• [Задания]
1. Определите, соответствуют ли тексту о настроениях в России в 1914 году утверждения (a), (b) и (c). На каждое ответьте «да» или «нет» и точно процитируйте решающие слова текста.
(a) К лету 1914 г. этнические немцы составляли пятую часть генералов русской армии.
(b) Германский посол последовал совету друга и отослал свою коллекцию художественных ценностей в Эрмитаж.
(c) Посольство Германии располагалось на Дворцовой площади.
2. Дайте продолжение текста о настроениях в России в 1914 году, начиная сразу после его последнего предложения.

• [Текст]
——

Свидетельством глубокого проникновения немцев в Россию стало и то, что к лету 1914 г. из 1,5 тыс. генералов русской армии этнические немцы составляли пятую часть, а в гвардейских войсках выходцы из немецких знатных родов занимали треть командирских должностей. По подсчетам немецких историков, более 300 тыс. немцев — подданных Российской империи, сражались в русской армии против Германии и Австро-Венгрии3.

Главное предостережение П. Н. Дурново состояло в том, что война России с Германией может закончиться социальной революцией для обеих. «Слишком уж многочисленны те каналы, которыми за много лет мирного сожительства, незримо соединены обе страны. Чтобы коренные социальные потрясения, разыгравшиеся в одной из них не отразились бы и в другой, — писал он. Особенно благоприятную почву для социальных потрясений представляет, конечно, Россия, где народные массы, несомненно, исповедуют принципы бессознательного социализма».

Однако в августе 1914 г. ничто не предвещало предсказанного П. Н. Дурново исхода событий. В ответ на объявление войны Германией Россия ответила взрывом патриотизма. По свидетельству князя А. В. Оболенского, «подъем народного энтузиазма был огромным; казалось, что государь и народ были единодушны»4. Когда Николай II сразу же после подписания манифеста об объявлении войны Германии появился вместе с императрицей Александрой Федоровной на балконе Зимнего дворца, «то вся толпа, запрудившая площадь Зимнего дворца, так что еле можно было дышать, как один человек, упала на колени, и все разом подхватили “Боже, царя храни”. Всем видевшим события 1917 и 1918 гг. трудно поверить, что это была все та же толпа тех же рабочих, солдат и чиновников»5. Передавая свои впечатления от первых дней после начала войны, английский посол Джордж Бьюкенен писал: «В эти чудесные дни начала августа Россия оказалась совершенно преображенной. Германский посол предсказывал, что объявление войны вызовет революцию. Он даже не послушался совета своего друга отослать его коллекцию художественных ценностей на хранение в Эрмитаж, поскольку полагал, что Эрмитаж будет разгромлен одним из первых. К несчастью для него, единственным проявлением беспорядков стало полное разграбление посольства Германии 4 августа. Вместо того, чтобы вызвать революцию, война лишь скрепила связь между государем и народом»6. Расположенное в центре города, на Исаакиевской площади, посольство Германии и в самом деле было взято толпой штурмом и, несмотря на присутствие на площади министра внутренних дел Н, А. Маклакова и эскадрона жандармов, было «разнесено в щепки».

Что же касается «скрепления связи между государем и народом», то это было хотя и ярко проявленное, но мимолетное впечатление, которое быстро улетучилось. Пройдет не так уже много времени, и худшие опасения П. Н. Дурново начнут сбываться в ходе длительной и кровопролитной войны: Россия и Германия сами загонят себя в тупик, выход из которого будет пролегать через социальные потрясения и революции.

——

• [Исходные материалы]
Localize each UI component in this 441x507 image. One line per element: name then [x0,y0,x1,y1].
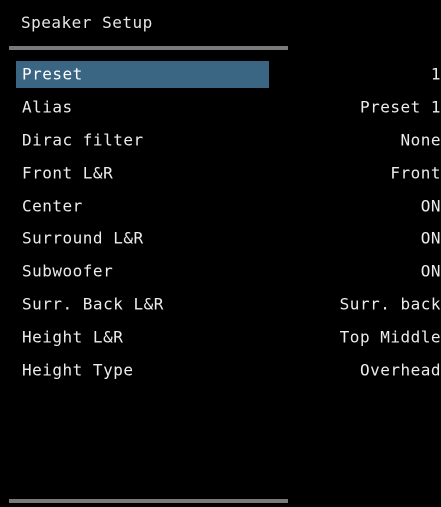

——

• [Ответы]
1.
(a) Да: «из 1,5 тыс. генералов русской армии этнические немцы составляли пятую часть».
(b) Нет: «Он даже не послушался совета своего друга отослать его коллекцию художественных ценностей на хранение в Эрмитаж».
(c) Нет: «Расположенное в центре города, на Исаакиевской площади, посольство Германии».

2.
Война стала последним испытанием царизма, показала его неспособность спасти от катастрофы страну, которая к этой войне не была готова. На первые поражения русской армии в августе 1917 г. царь смог ответить только переименованием Петербурга в Петроград. Как признавал позднее начальник штаба Ставки генерал Н. Н. Янушкевич, вопрос о недостатке снарядов, винтовок и патронов возник в первые же месяцы войны. Мобилизационный запас снарядов, например, был израсходован в первые четыре месяца войны. Программа перевооружения была рассчитана на выполнение к 1917 г. Казенная военная промышленность не могла в достаточной степени обеспечить армию вооружением и боеприпасами, а переход частной промышленности на их производство был начат с опозданием. В результате русская армия оказалась неподготовленной к ведению крупномасштабных наступательных операций. В ноябре 1914 г. председатель Центрального военно-промышленного комитета А. И. Гучков сообщал с фронта, что «войска плохо кормлены, плохо одеты, завшивлены в конец, в каких-то гнилых лохмотьях вместо белья»7. В связи с этим А. Ф. Керенский позднее писал: «Реакционеры, утверждающие, будто русскую армию сгубила революция, будто армия, героически сражавшаяся в 1914-1915 годах, разбежалась в 1917-м, совершенно искажают факты. Армия неотвратимо утрачивала боеспособность. Она все более напоминала недисциплинированную, плохо экипированную толпу»...8

Война легла непосильным бременем на экономику страны. «В то время как Англия вступила в войну, имея одних иностранных ценностей на 150 миллиардов франков, а Франция на 115 миллиардов франков, с чем, с какими запасами накопленных в долгие годы мира богатства, вступила в эту войну Россия?» — задавался вопросом член Государственной думы А. А. Бубликов в 1917 г. И сам отвечал: «С отрицательным запасом, с иностранными долгами государственными и промышленными»9. В 1914 г. суточные расходы на войну составляли 9 млн руб., а в 1915 — 24 млн руб., в 1916 — 40 млн руб., в 1917 г.— 55 млн, а всего военные расходы России за 1914-1917 гг. составили около 50 млрд руб. Именно таким был государственный долг, по данным министра финансов Временного правительства А. И. Шингарева, на середину 1917 г.10 Экономическая неподготовленность к войне была усугублена острым социально-политическим кризисом, расколом российского общества, нежеланием царизма пойти на уступки либеральной оппозиции. «... Наступил момент, когда для всех стало ясно, что довести войну до конца, победить при старом строе невозможно, и для тех, кто верил, что революция гибельна, для тех явилось долгом и задачей сделать революцию сверху, — говорил один из видных деятелей кадетской партии В. А. Маклаков на частном совещании членов Государственной думы 4 мая 1917 г. — Вот та задача, которую мы не исполнили. И если, господа, потомство проклянет эту революцию, то она проклянет и тех, которые вовремя не поняли, какими средствами можно было бы ее предотвратить»11.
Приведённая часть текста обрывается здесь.